◆ WORK TO COMPLETE ◆
Tally the lines of the data that include the word "value" and state the total, nothing else.

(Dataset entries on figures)
◇ ◇ ◇ ◇

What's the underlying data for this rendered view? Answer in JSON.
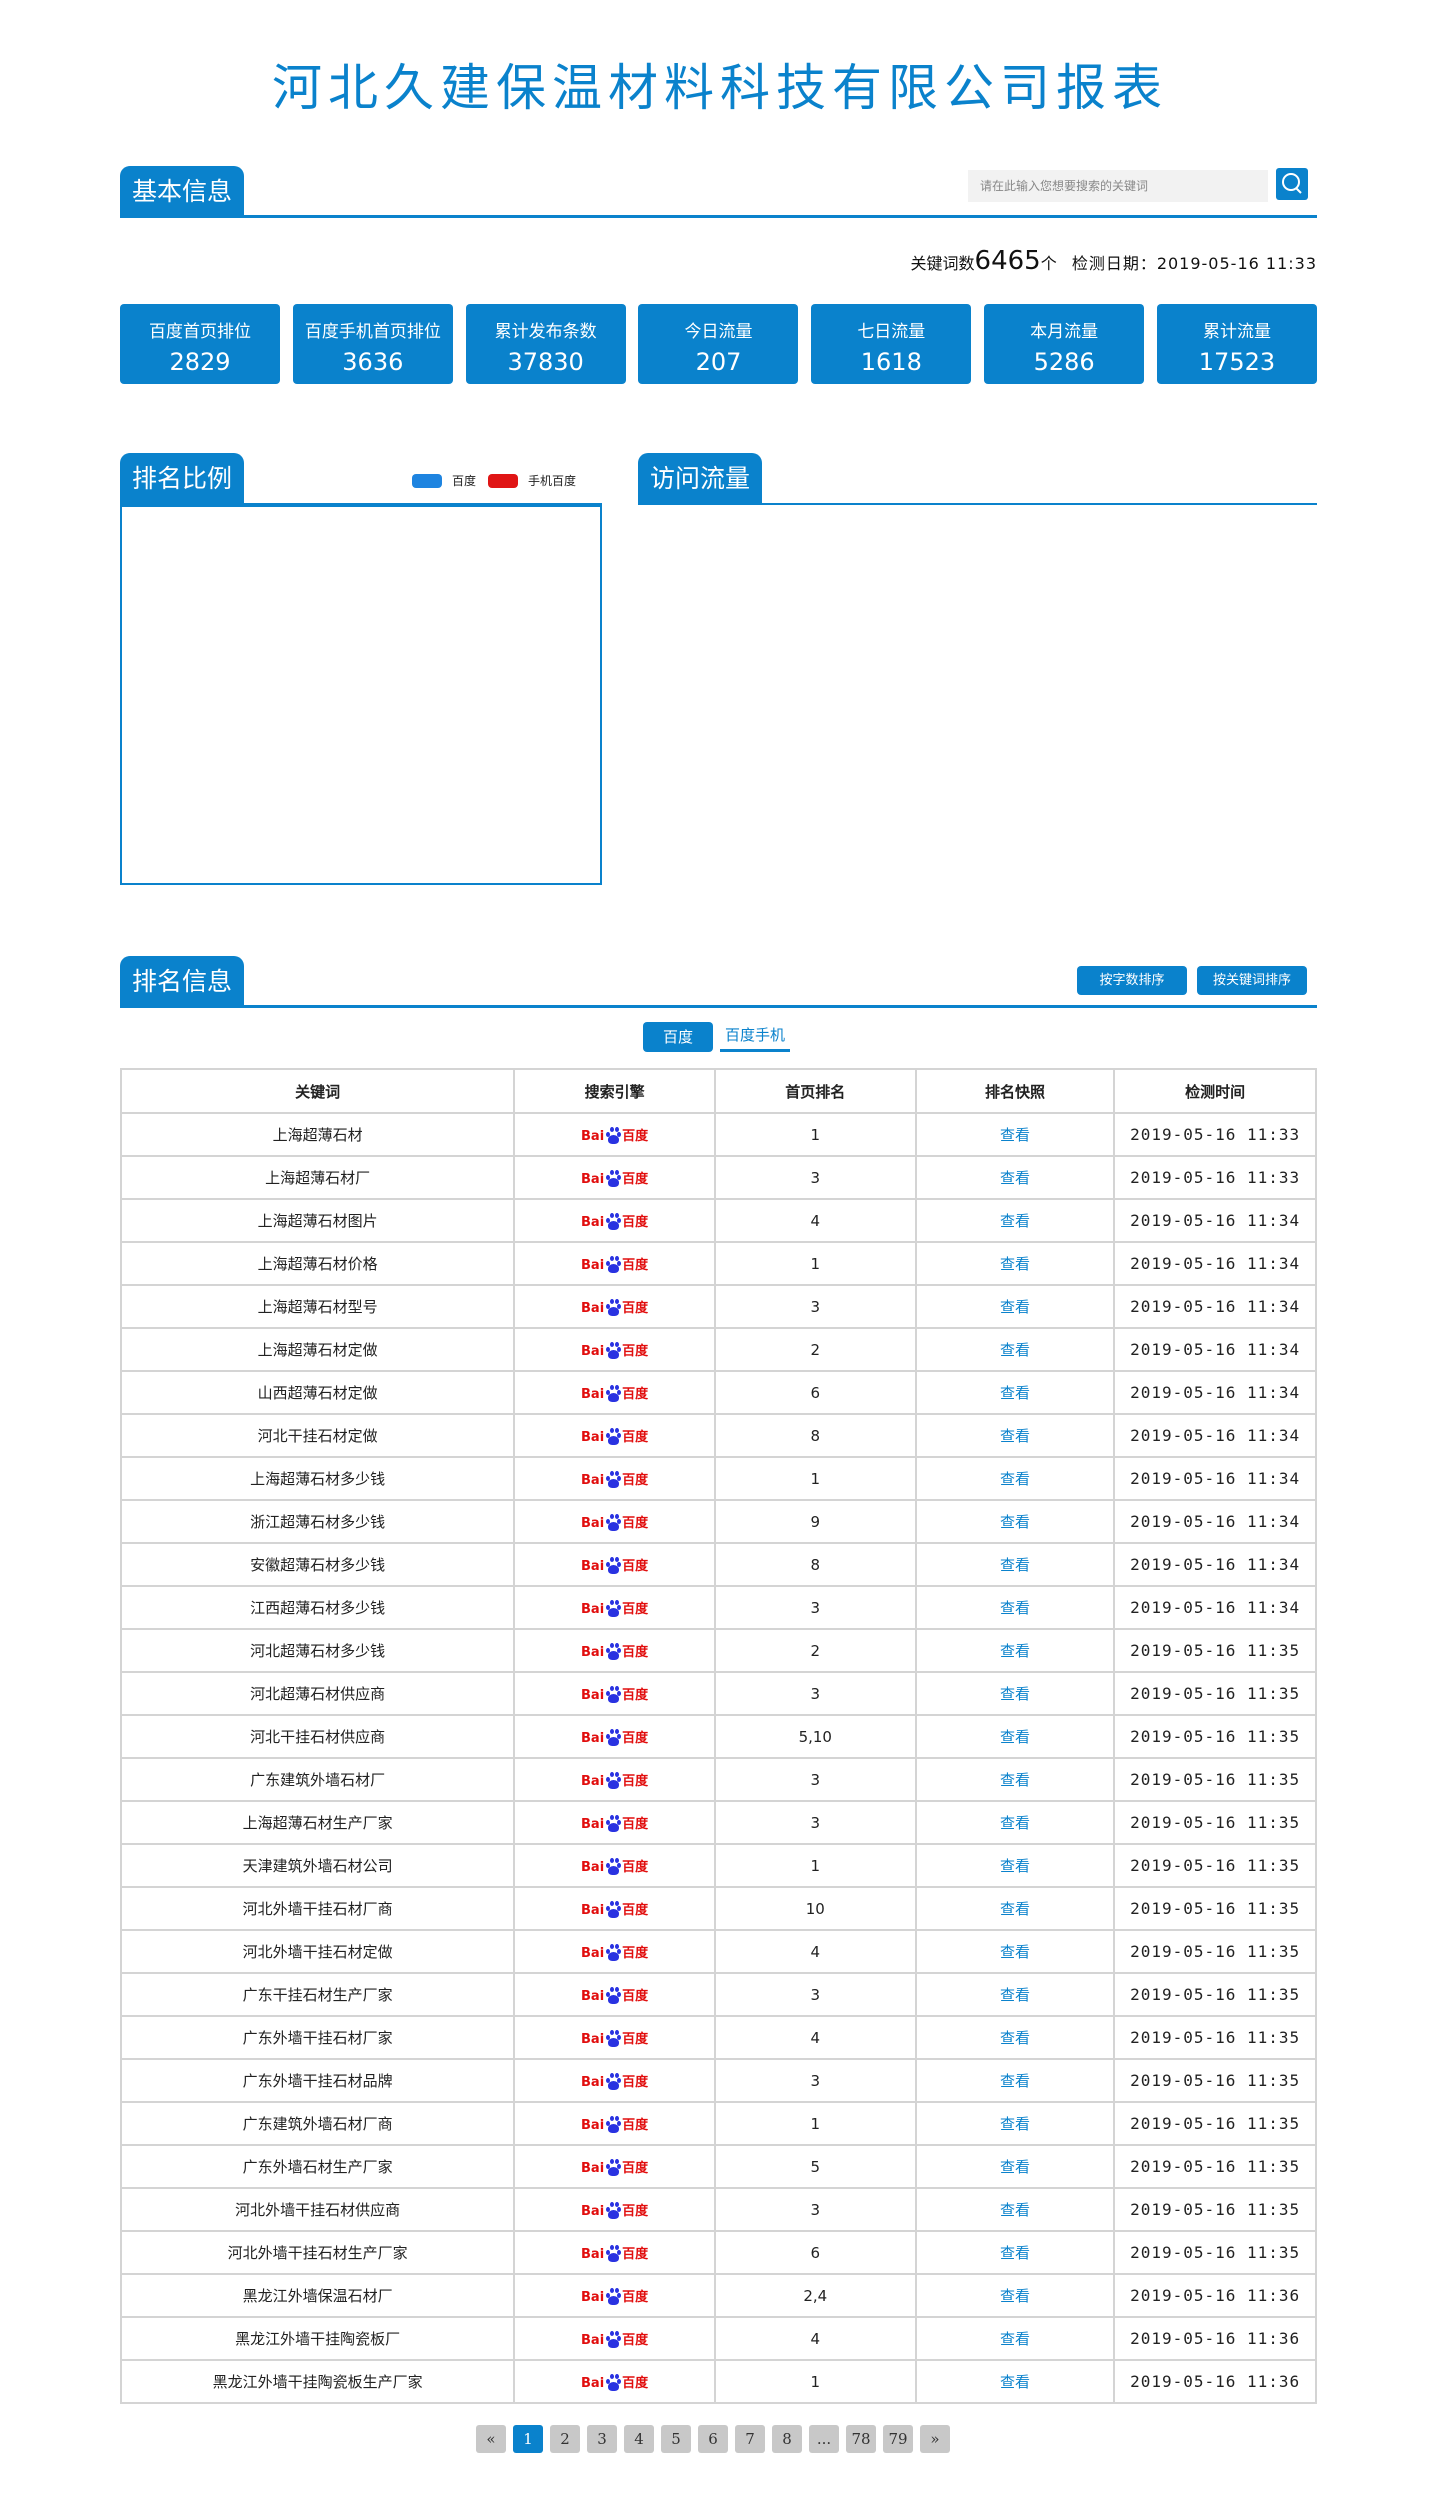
{
  "title": "河北久建保温材料科技有限公司报表",
  "basic": {
    "tab": "基本信息",
    "search_placeholder": "请在此输入您想要搜索的关键词",
    "kw_label": "关键词数",
    "kw_count": "6465",
    "kw_unit": "个",
    "date_label": "检测日期：2019-05-16 11:33",
    "stats": [
      {
        "label": "百度首页排位",
        "value": "2829"
      },
      {
        "label": "百度手机首页排位",
        "value": "3636"
      },
      {
        "label": "累计发布条数",
        "value": "37830"
      },
      {
        "label": "今日流量",
        "value": "207"
      },
      {
        "label": "七日流量",
        "value": "1618"
      },
      {
        "label": "本月流量",
        "value": "5286"
      },
      {
        "label": "累计流量",
        "value": "17523"
      }
    ]
  },
  "ratio": {
    "tab": "排名比例",
    "legend": [
      {
        "name": "百度",
        "color": "#1e84e0"
      },
      {
        "name": "手机百度",
        "color": "#e01515"
      }
    ]
  },
  "traffic": {
    "tab": "访问流量"
  },
  "ranking": {
    "tab": "排名信息",
    "sort_by_chars": "按字数排序",
    "sort_by_keyword": "按关键词排序",
    "engine_tabs": [
      "百度",
      "百度手机"
    ],
    "columns": [
      "关键词",
      "搜索引擎",
      "首页排名",
      "排名快照",
      "检测时间"
    ],
    "engine_logo": "Baidu 百度",
    "snapshot_label": "查看",
    "rows": [
      [
        "上海超薄石材",
        "1",
        "2019-05-16 11:33"
      ],
      [
        "上海超薄石材厂",
        "3",
        "2019-05-16 11:33"
      ],
      [
        "上海超薄石材图片",
        "4",
        "2019-05-16 11:34"
      ],
      [
        "上海超薄石材价格",
        "1",
        "2019-05-16 11:34"
      ],
      [
        "上海超薄石材型号",
        "3",
        "2019-05-16 11:34"
      ],
      [
        "上海超薄石材定做",
        "2",
        "2019-05-16 11:34"
      ],
      [
        "山西超薄石材定做",
        "6",
        "2019-05-16 11:34"
      ],
      [
        "河北干挂石材定做",
        "8",
        "2019-05-16 11:34"
      ],
      [
        "上海超薄石材多少钱",
        "1",
        "2019-05-16 11:34"
      ],
      [
        "浙江超薄石材多少钱",
        "9",
        "2019-05-16 11:34"
      ],
      [
        "安徽超薄石材多少钱",
        "8",
        "2019-05-16 11:34"
      ],
      [
        "江西超薄石材多少钱",
        "3",
        "2019-05-16 11:34"
      ],
      [
        "河北超薄石材多少钱",
        "2",
        "2019-05-16 11:35"
      ],
      [
        "河北超薄石材供应商",
        "3",
        "2019-05-16 11:35"
      ],
      [
        "河北干挂石材供应商",
        "5,10",
        "2019-05-16 11:35"
      ],
      [
        "广东建筑外墙石材厂",
        "3",
        "2019-05-16 11:35"
      ],
      [
        "上海超薄石材生产厂家",
        "3",
        "2019-05-16 11:35"
      ],
      [
        "天津建筑外墙石材公司",
        "1",
        "2019-05-16 11:35"
      ],
      [
        "河北外墙干挂石材厂商",
        "10",
        "2019-05-16 11:35"
      ],
      [
        "河北外墙干挂石材定做",
        "4",
        "2019-05-16 11:35"
      ],
      [
        "广东干挂石材生产厂家",
        "3",
        "2019-05-16 11:35"
      ],
      [
        "广东外墙干挂石材厂家",
        "4",
        "2019-05-16 11:35"
      ],
      [
        "广东外墙干挂石材品牌",
        "3",
        "2019-05-16 11:35"
      ],
      [
        "广东建筑外墙石材厂商",
        "1",
        "2019-05-16 11:35"
      ],
      [
        "广东外墙石材生产厂家",
        "5",
        "2019-05-16 11:35"
      ],
      [
        "河北外墙干挂石材供应商",
        "3",
        "2019-05-16 11:35"
      ],
      [
        "河北外墙干挂石材生产厂家",
        "6",
        "2019-05-16 11:35"
      ],
      [
        "黑龙江外墙保温石材厂",
        "2,4",
        "2019-05-16 11:36"
      ],
      [
        "黑龙江外墙干挂陶瓷板厂",
        "4",
        "2019-05-16 11:36"
      ],
      [
        "黑龙江外墙干挂陶瓷板生产厂家",
        "1",
        "2019-05-16 11:36"
      ]
    ]
  },
  "pagination": {
    "prev": "«",
    "pages": [
      "1",
      "2",
      "3",
      "4",
      "5",
      "6",
      "7",
      "8",
      "...",
      "78",
      "79"
    ],
    "current": "1",
    "next": "»"
  },
  "colors": {
    "accent": "#0a82cc",
    "baidu_red": "#e10e0e",
    "baidu_blue": "#2932e1"
  }
}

◇ ◇ ◇ ◇

◆ TASK RESULT ◆
7